» WHAT TO PRODUCE
Which lines include the word "screenshot"? Copy each of them.

▬▬▬

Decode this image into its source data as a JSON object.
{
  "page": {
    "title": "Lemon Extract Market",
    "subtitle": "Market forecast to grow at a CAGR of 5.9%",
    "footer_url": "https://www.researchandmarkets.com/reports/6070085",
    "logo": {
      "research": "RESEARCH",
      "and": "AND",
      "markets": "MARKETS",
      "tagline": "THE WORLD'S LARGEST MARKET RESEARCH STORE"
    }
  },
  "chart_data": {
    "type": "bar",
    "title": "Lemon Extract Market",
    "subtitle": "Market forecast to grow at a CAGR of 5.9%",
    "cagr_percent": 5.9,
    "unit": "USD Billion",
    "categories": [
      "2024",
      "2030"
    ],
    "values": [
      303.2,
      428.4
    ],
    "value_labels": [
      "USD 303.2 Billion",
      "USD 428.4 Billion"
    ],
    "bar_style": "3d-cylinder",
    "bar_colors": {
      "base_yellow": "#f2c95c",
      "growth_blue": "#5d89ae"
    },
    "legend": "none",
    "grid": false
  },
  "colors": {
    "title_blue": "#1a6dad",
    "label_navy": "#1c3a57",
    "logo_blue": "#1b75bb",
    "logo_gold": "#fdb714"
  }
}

▬▬▬

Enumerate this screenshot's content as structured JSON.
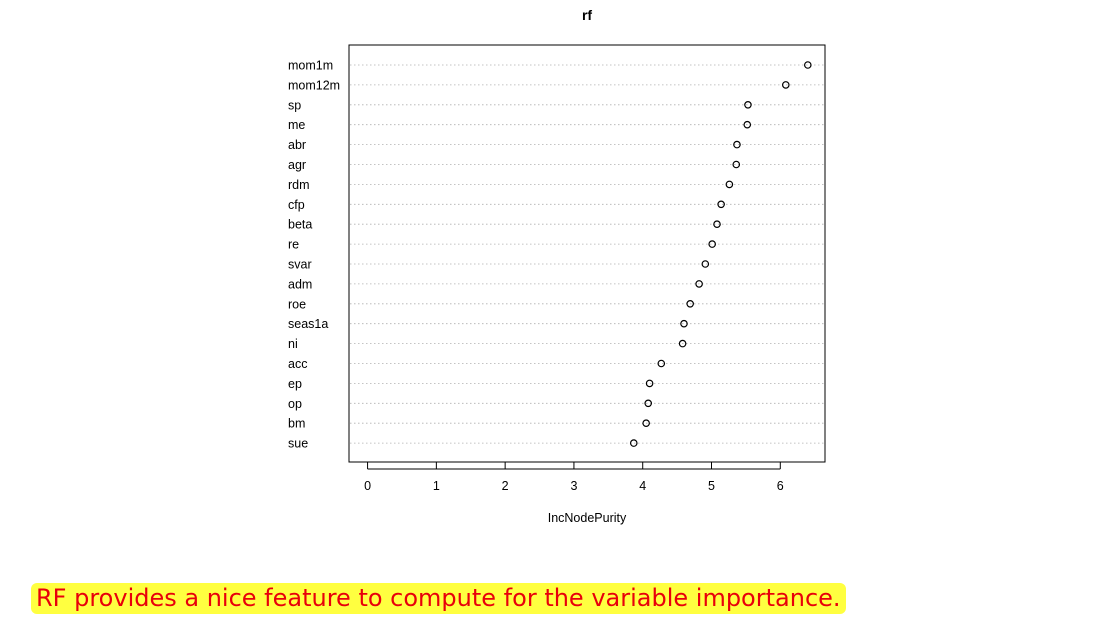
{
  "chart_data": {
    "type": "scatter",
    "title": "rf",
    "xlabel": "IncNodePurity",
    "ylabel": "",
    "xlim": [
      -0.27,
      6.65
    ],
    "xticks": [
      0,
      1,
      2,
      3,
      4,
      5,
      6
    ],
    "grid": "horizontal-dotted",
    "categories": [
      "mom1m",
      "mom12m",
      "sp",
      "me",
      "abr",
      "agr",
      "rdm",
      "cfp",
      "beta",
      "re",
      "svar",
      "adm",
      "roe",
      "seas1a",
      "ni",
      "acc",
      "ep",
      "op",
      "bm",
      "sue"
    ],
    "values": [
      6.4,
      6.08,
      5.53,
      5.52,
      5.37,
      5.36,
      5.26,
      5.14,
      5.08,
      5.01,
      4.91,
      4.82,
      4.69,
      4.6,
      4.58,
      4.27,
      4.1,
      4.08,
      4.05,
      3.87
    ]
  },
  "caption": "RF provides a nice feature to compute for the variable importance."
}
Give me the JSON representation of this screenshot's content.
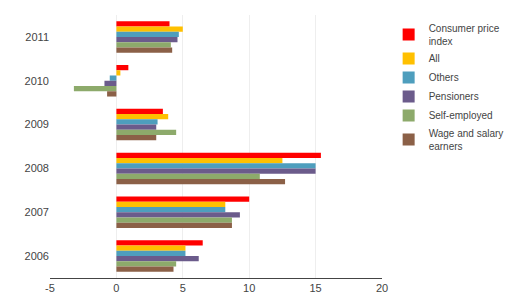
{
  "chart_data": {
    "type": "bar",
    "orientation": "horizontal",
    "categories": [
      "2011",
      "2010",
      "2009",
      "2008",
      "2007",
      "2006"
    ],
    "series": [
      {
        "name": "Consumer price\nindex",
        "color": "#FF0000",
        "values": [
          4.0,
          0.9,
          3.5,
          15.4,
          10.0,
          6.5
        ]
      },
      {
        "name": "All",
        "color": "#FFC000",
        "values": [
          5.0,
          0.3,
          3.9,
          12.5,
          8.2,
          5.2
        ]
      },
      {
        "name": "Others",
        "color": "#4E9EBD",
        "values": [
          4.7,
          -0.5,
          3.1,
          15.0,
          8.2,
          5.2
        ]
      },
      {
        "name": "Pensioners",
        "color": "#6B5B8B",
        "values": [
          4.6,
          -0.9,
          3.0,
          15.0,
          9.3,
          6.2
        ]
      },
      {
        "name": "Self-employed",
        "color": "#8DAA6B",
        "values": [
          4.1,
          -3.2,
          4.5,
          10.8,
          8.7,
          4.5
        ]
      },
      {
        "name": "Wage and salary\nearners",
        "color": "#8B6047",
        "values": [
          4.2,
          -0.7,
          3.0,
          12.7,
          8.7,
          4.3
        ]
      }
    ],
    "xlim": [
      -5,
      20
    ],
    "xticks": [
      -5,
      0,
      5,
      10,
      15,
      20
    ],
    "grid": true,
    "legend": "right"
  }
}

▬▬▬

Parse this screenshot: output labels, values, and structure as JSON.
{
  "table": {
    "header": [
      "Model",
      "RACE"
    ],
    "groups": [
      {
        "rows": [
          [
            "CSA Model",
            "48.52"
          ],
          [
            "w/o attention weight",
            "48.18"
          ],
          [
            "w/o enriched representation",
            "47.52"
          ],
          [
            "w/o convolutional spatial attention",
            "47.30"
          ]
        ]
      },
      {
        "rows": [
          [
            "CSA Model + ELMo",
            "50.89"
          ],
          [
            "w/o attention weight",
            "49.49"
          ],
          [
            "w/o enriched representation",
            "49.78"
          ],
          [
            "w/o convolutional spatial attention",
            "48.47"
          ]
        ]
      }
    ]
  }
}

▬▬▬

» RESPONSE TO THIS TASK
Enumerate this screenshot's content as structured JSON.
Give me the JSON representation of this screenshot's content.
Parse this screenshot: output labels, values, and structure as JSON.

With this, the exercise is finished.